## begin

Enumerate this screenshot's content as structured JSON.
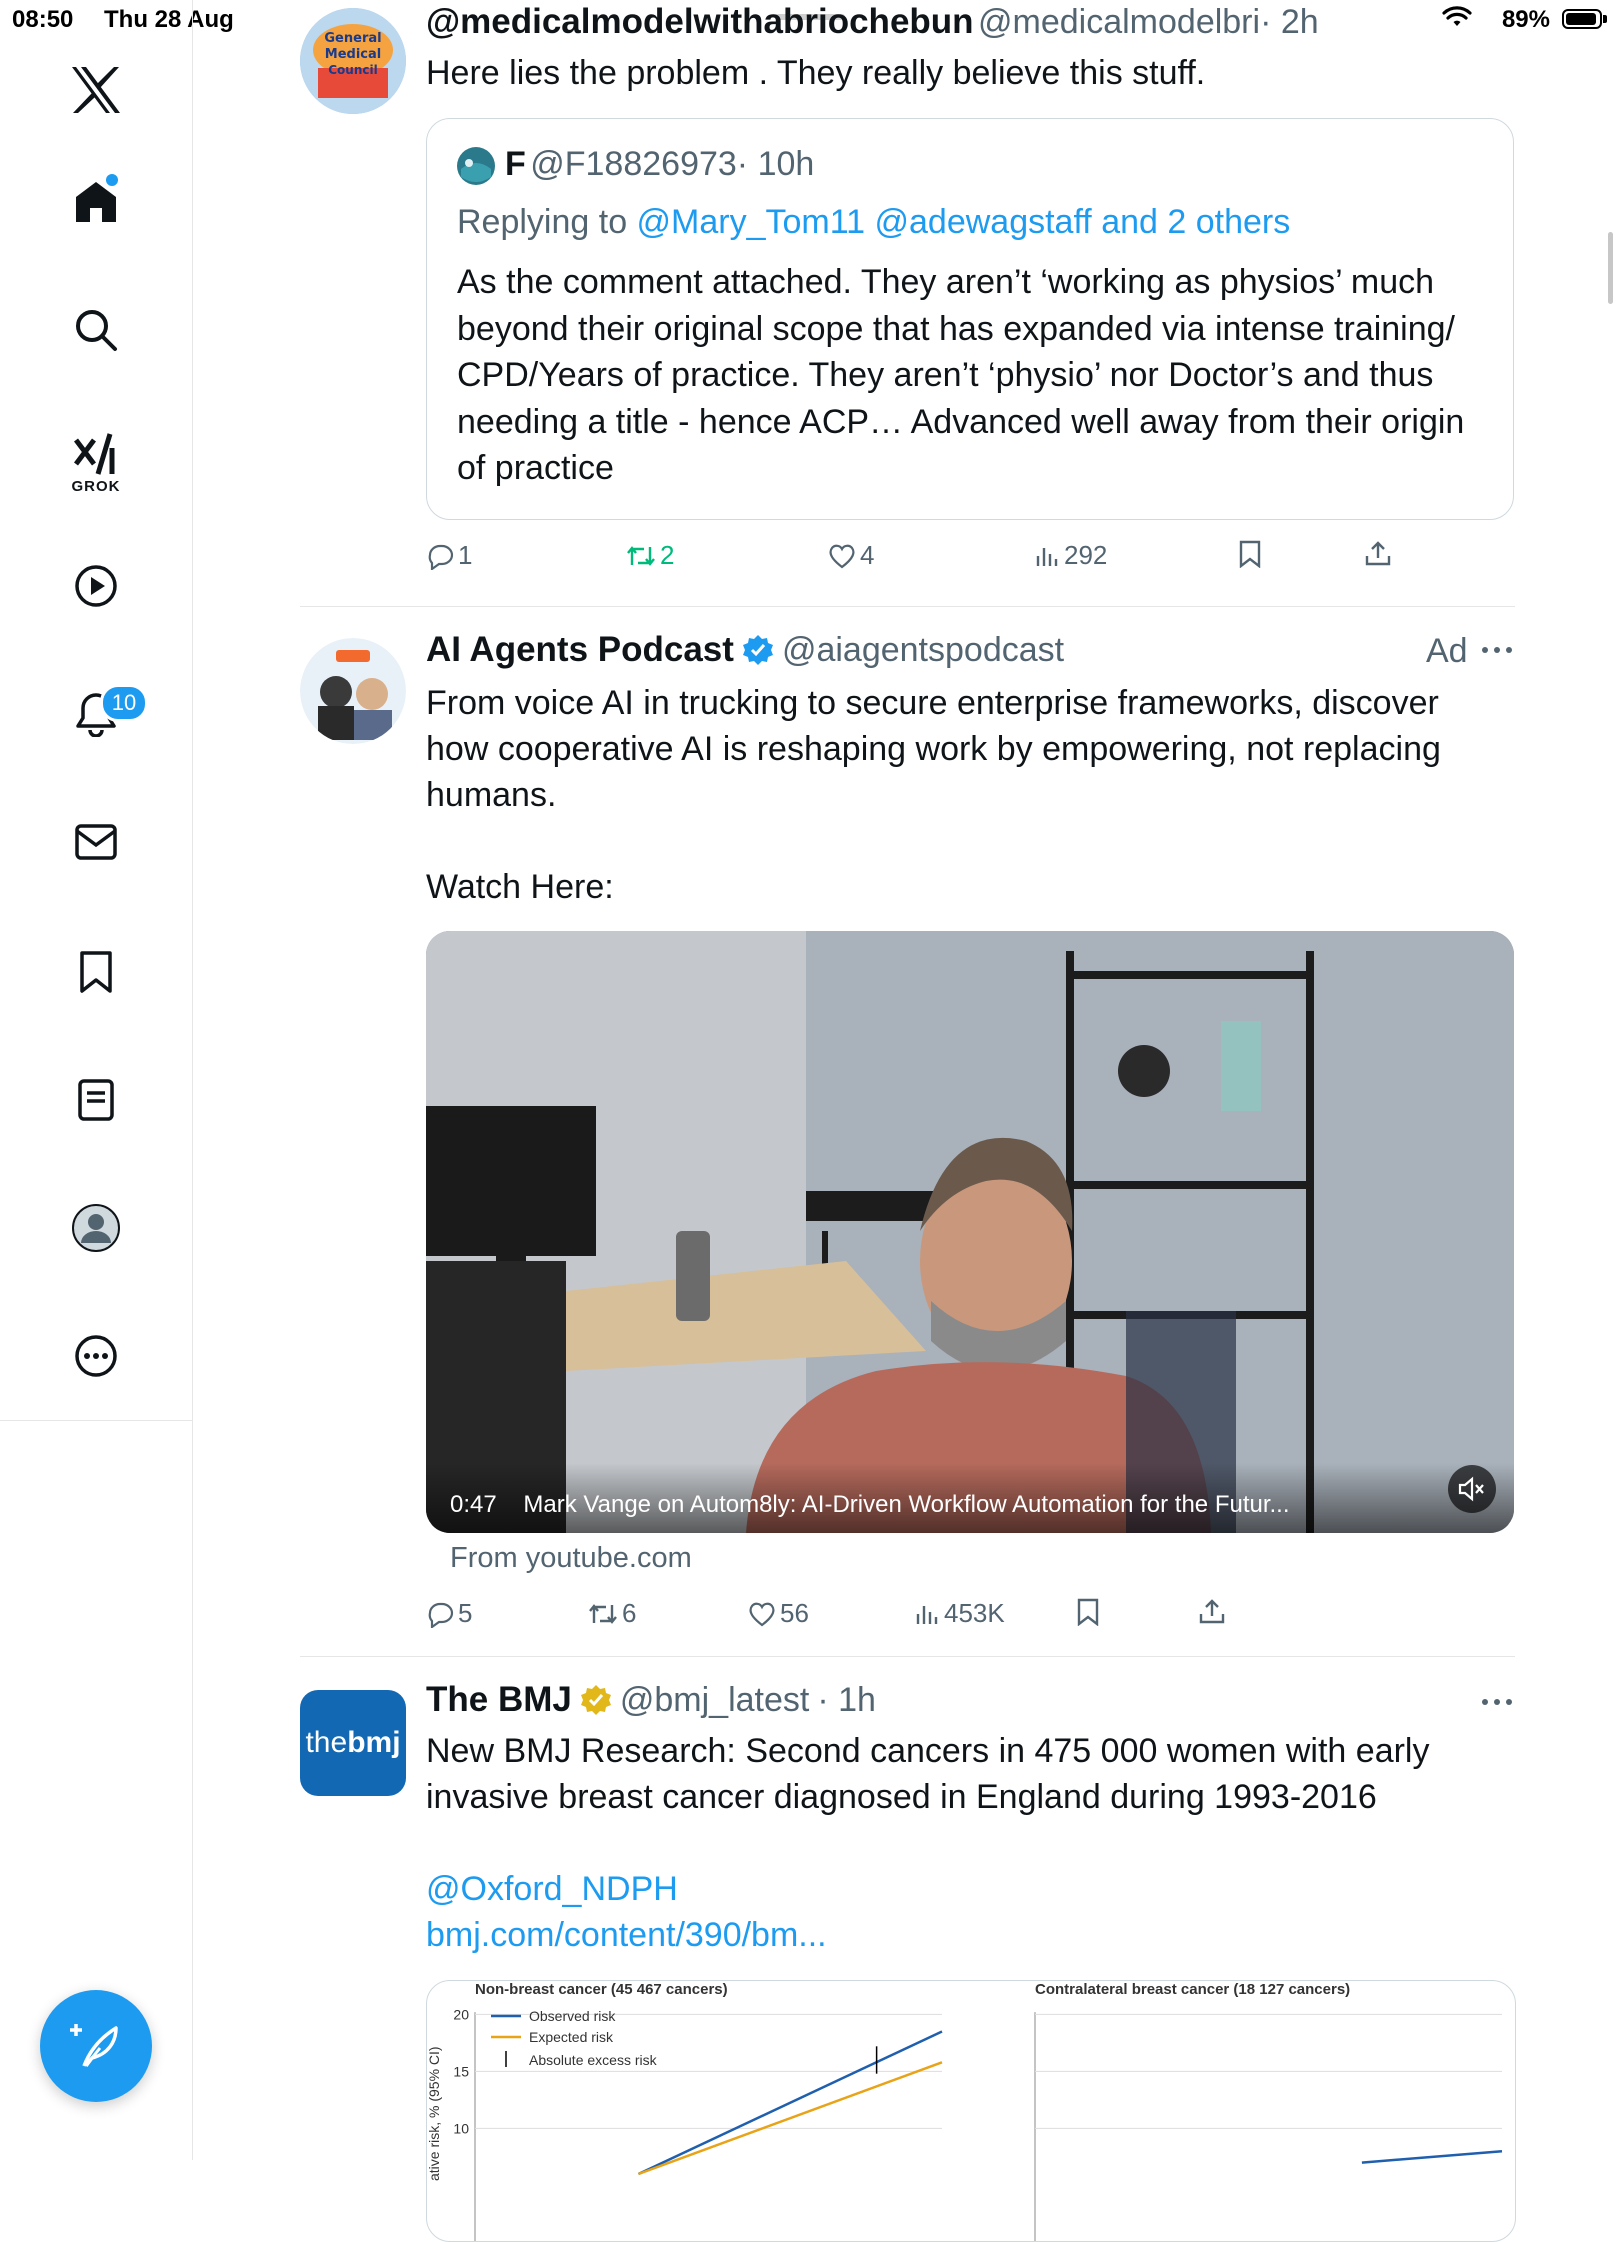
{
  "status_bar": {
    "time": "08:50",
    "date": "Thu 28 Aug",
    "battery": "89%"
  },
  "nav": {
    "grok_label": "GROK",
    "notifications_badge": "10",
    "icons": [
      "x-logo-icon",
      "home-icon",
      "search-icon",
      "grok-icon",
      "video-icon",
      "bell-icon",
      "mail-icon",
      "bookmark-icon",
      "list-icon",
      "profile-icon",
      "more-icon",
      "compose-icon"
    ]
  },
  "tweets": [
    {
      "name": "@medicalmodelwithabriochebun",
      "handle": "@medicalmodelbri",
      "time": "· 2h",
      "text": "Here lies the problem . They really believe this stuff.",
      "quote": {
        "name": "F",
        "handle": "@F18826973",
        "time": "· 10h",
        "replying_prefix": "Replying to ",
        "replying_to": "@Mary_Tom11 @adewagstaff and 2 others",
        "text": "As the comment attached. They aren’t ‘working as physios’ much beyond their original scope that has expanded via intense training/ CPD/Years of practice. They aren’t ‘physio’ nor Doctor’s and thus needing a title - hence ACP… Advanced well away from their origin of practice"
      },
      "replies": "1",
      "reposts": "2",
      "likes": "4",
      "views": "292"
    },
    {
      "name": "AI Agents Podcast",
      "handle": "@aiagentspodcast",
      "ad_label": "Ad",
      "text": "From voice AI in trucking to secure enterprise frameworks, discover how cooperative AI is reshaping work by empowering, not replacing humans.",
      "text2": "Watch Here:",
      "video_duration": "0:47",
      "video_title": "Mark Vange on Autom8ly: AI-Driven Workflow Automation for the Futur...",
      "source": "From youtube.com",
      "replies": "5",
      "reposts": "6",
      "likes": "56",
      "views": "453K"
    },
    {
      "name": "The BMJ",
      "handle": "@bmj_latest",
      "time": "· 1h",
      "logo_text_a": "the",
      "logo_text_b": "bmj",
      "text": "New BMJ Research: Second cancers in 475 000 women with early invasive breast cancer diagnosed in England during 1993-2016",
      "mention": "@Oxford_NDPH",
      "url": "bmj.com/content/390/bm..."
    }
  ],
  "chart_data": [
    {
      "type": "line",
      "title": "Non-breast cancer (45 467 cancers)",
      "ylabel": "ative risk, % (95% CI)",
      "yticks": [
        "20",
        "15",
        "10"
      ],
      "ylim": [
        8,
        21
      ],
      "legend": [
        "Observed risk",
        "Expected risk",
        "Absolute excess risk"
      ],
      "colors": {
        "observed": "#1f5fae",
        "expected": "#e8a317"
      },
      "series": [
        {
          "name": "Observed risk",
          "x": [
            0.35,
            1.0
          ],
          "y": [
            6.0,
            18.5
          ]
        },
        {
          "name": "Expected risk",
          "x": [
            0.35,
            1.0
          ],
          "y": [
            6.0,
            15.8
          ]
        }
      ]
    },
    {
      "type": "line",
      "title": "Contralateral breast cancer (18 127 cancers)",
      "series": [
        {
          "name": "Observed risk",
          "x": [
            0.7,
            1.0
          ],
          "y": [
            7.0,
            8.0
          ]
        }
      ]
    }
  ]
}
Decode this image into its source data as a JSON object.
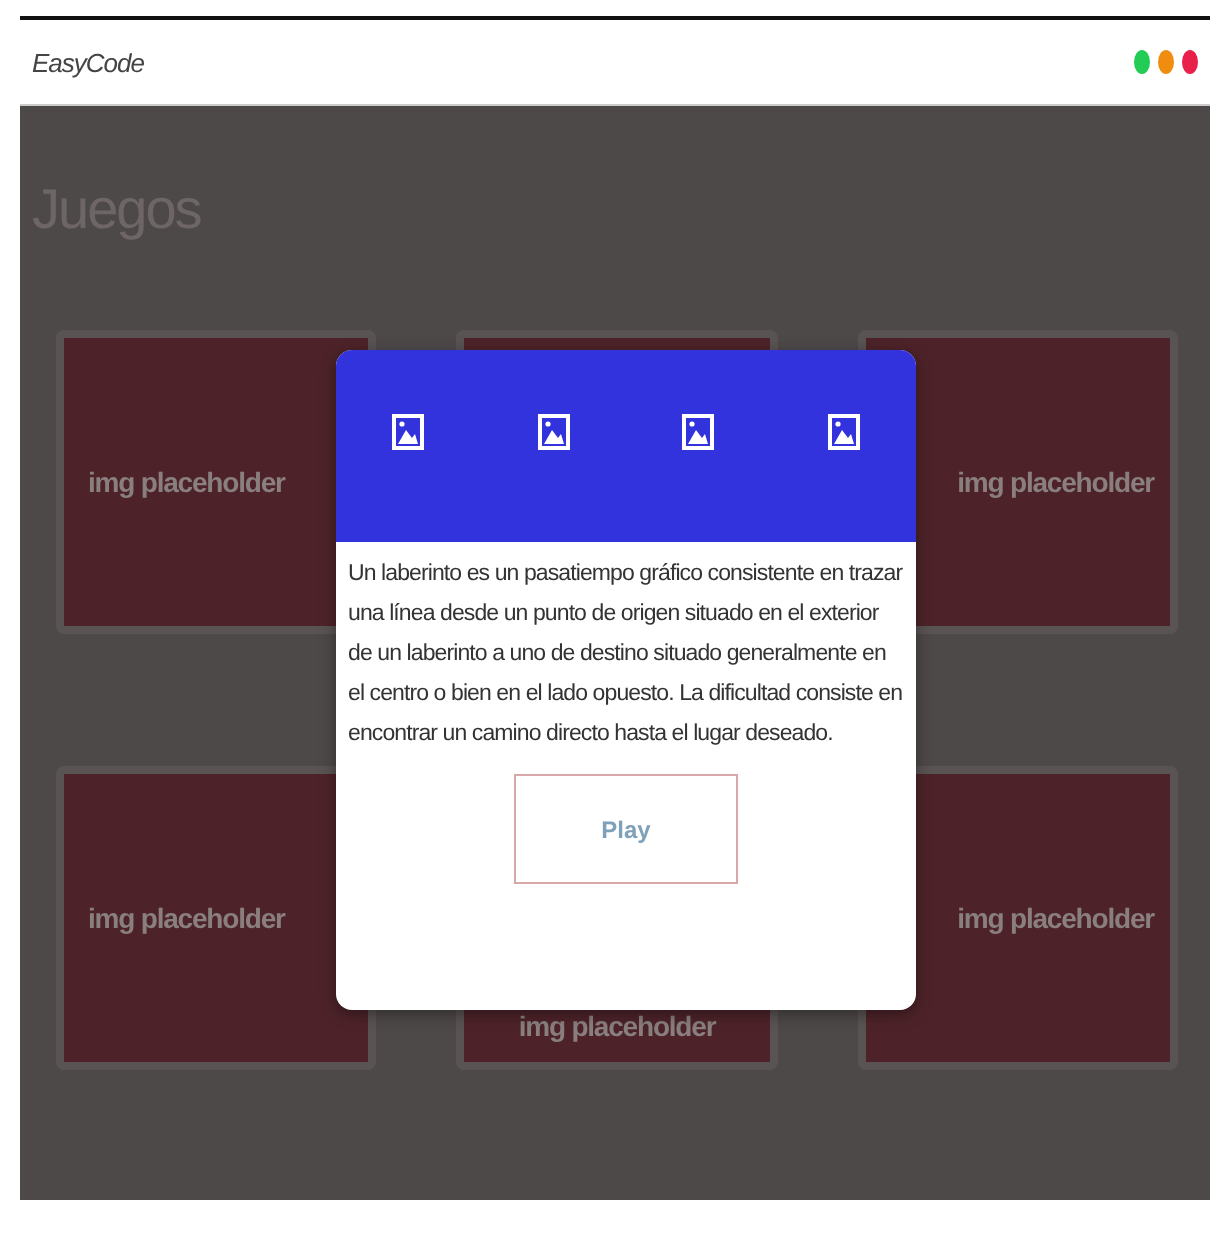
{
  "window": {
    "title": "EasyCode",
    "controls": [
      {
        "color": "#22cc55"
      },
      {
        "color": "#f08c10"
      },
      {
        "color": "#e8204a"
      }
    ]
  },
  "page_title": "Juegos",
  "cards": [
    {
      "kind": "image",
      "label": "img placeholder"
    },
    {
      "kind": "covered"
    },
    {
      "kind": "image",
      "label": "img placeholder"
    },
    {
      "kind": "image",
      "label": "img placeholder"
    },
    {
      "kind": "image",
      "label": "img placeholder"
    },
    {
      "kind": "image",
      "label": "img placeholder"
    }
  ],
  "dialog": {
    "description": "Un laberinto es un pasatiempo gráfico consistente en trazar una línea desde un punto de origen situado en el exterior de un laberinto a uno de destino situado generalmente en el centro o bien en el lado opuesto. La dificultad consiste en encontrar un camino directo hasta el lugar deseado.",
    "button": "Play"
  }
}
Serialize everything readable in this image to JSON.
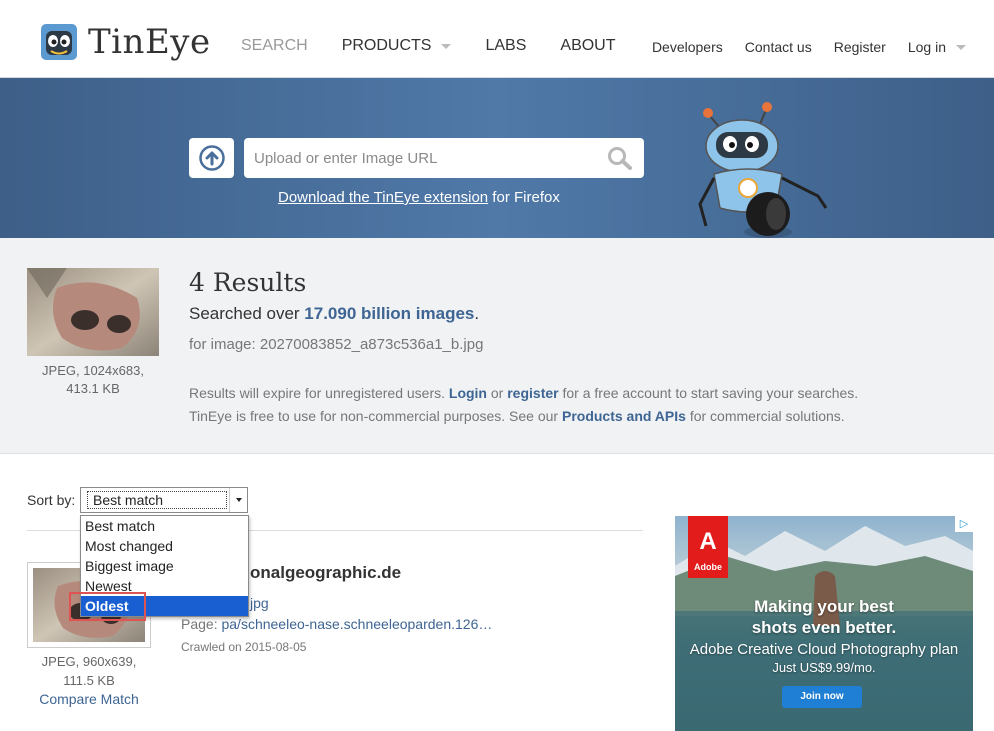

## end

• STATED PROBLEM:
Make an exact copy of the whole listing, but don't bring over any pictures.

• PROBLEM SOLUTION:
Enumerate this screenshot's content as structured JSON.
{
  "status_bar": {
    "time": "08:50",
    "date": "Thu 28 Aug",
    "battery": "89%"
  },
  "nav": {
    "grok_label": "GROK",
    "notifications_badge": "10",
    "icons": [
      "x-logo-icon",
      "home-icon",
      "search-icon",
      "grok-icon",
      "video-icon",
      "bell-icon",
      "mail-icon",
      "bookmark-icon",
      "list-icon",
      "profile-icon",
      "more-icon",
      "compose-icon"
    ]
  },
  "tweets": [
    {
      "name": "@medicalmodelwithabriochebun",
      "handle": "@medicalmodelbri",
      "time": "· 2h",
      "text": "Here lies the problem . They really believe this stuff.",
      "quote": {
        "name": "F",
        "handle": "@F18826973",
        "time": "· 10h",
        "replying_prefix": "Replying to ",
        "replying_to": "@Mary_Tom11 @adewagstaff and 2 others",
        "text": "As the comment attached. They aren’t ‘working as physios’ much beyond their original scope that has expanded via intense training/ CPD/Years of practice. They aren’t ‘physio’ nor Doctor’s and thus needing a title - hence ACP… Advanced well away from their origin of practice"
      },
      "replies": "1",
      "reposts": "2",
      "likes": "4",
      "views": "292"
    },
    {
      "name": "AI Agents Podcast",
      "handle": "@aiagentspodcast",
      "ad_label": "Ad",
      "text": "From voice AI in trucking to secure enterprise frameworks, discover how cooperative AI is reshaping work by empowering, not replacing humans.",
      "text2": "Watch Here:",
      "video_duration": "0:47",
      "video_title": "Mark Vange on Autom8ly: AI-Driven Workflow Automation for the Futur...",
      "source": "From youtube.com",
      "replies": "5",
      "reposts": "6",
      "likes": "56",
      "views": "453K"
    },
    {
      "name": "The BMJ",
      "handle": "@bmj_latest",
      "time": "· 1h",
      "logo_text_a": "the",
      "logo_text_b": "bmj",
      "text": "New BMJ Research: Second cancers in 475 000 women with early invasive breast cancer diagnosed in England during 1993-2016",
      "mention": "@Oxford_NDPH",
      "url": "bmj.com/content/390/bm..."
    }
  ],
  "chart_data": [
    {
      "type": "line",
      "title": "Non-breast cancer (45 467 cancers)",
      "ylabel": "ative risk, % (95% CI)",
      "yticks": [
        "20",
        "15",
        "10"
      ],
      "ylim": [
        8,
        21
      ],
      "legend": [
        "Observed risk",
        "Expected risk",
        "Absolute excess risk"
      ],
      "colors": {
        "observed": "#1f5fae",
        "expected": "#e8a317"
      },
      "series": [
        {
          "name": "Observed risk",
          "x": [
            0.35,
            1.0
          ],
          "y": [
            6.0,
            18.5
          ]
        },
        {
          "name": "Expected risk",
          "x": [
            0.35,
            1.0
          ],
          "y": [
            6.0,
            15.8
          ]
        }
      ]
    },
    {
      "type": "line",
      "title": "Contralateral breast cancer (18 127 cancers)",
      "series": [
        {
          "name": "Observed risk",
          "x": [
            0.7,
            1.0
          ],
          "y": [
            7.0,
            8.0
          ]
        }
      ]
    }
  ]
}
Decode this image into its source data as a JSON object.
{
  "window": {
    "title": "EasyCode",
    "controls": [
      {
        "color": "#22cc55"
      },
      {
        "color": "#f08c10"
      },
      {
        "color": "#e8204a"
      }
    ]
  },
  "page_title": "Juegos",
  "cards": [
    {
      "kind": "image",
      "label": "img placeholder"
    },
    {
      "kind": "covered"
    },
    {
      "kind": "image",
      "label": "img placeholder"
    },
    {
      "kind": "image",
      "label": "img placeholder"
    },
    {
      "kind": "image",
      "label": "img placeholder"
    },
    {
      "kind": "image",
      "label": "img placeholder"
    }
  ],
  "dialog": {
    "description": "Un laberinto es un pasatiempo gráfico consistente en trazar una línea desde un punto de origen situado en el exterior de un laberinto a uno de destino situado generalmente en el centro o bien en el lado opuesto. La dificultad consiste en encontrar un camino directo hasta el lugar deseado.",
    "button": "Play"
  }
}
Serialize everything readable in this image to JSON.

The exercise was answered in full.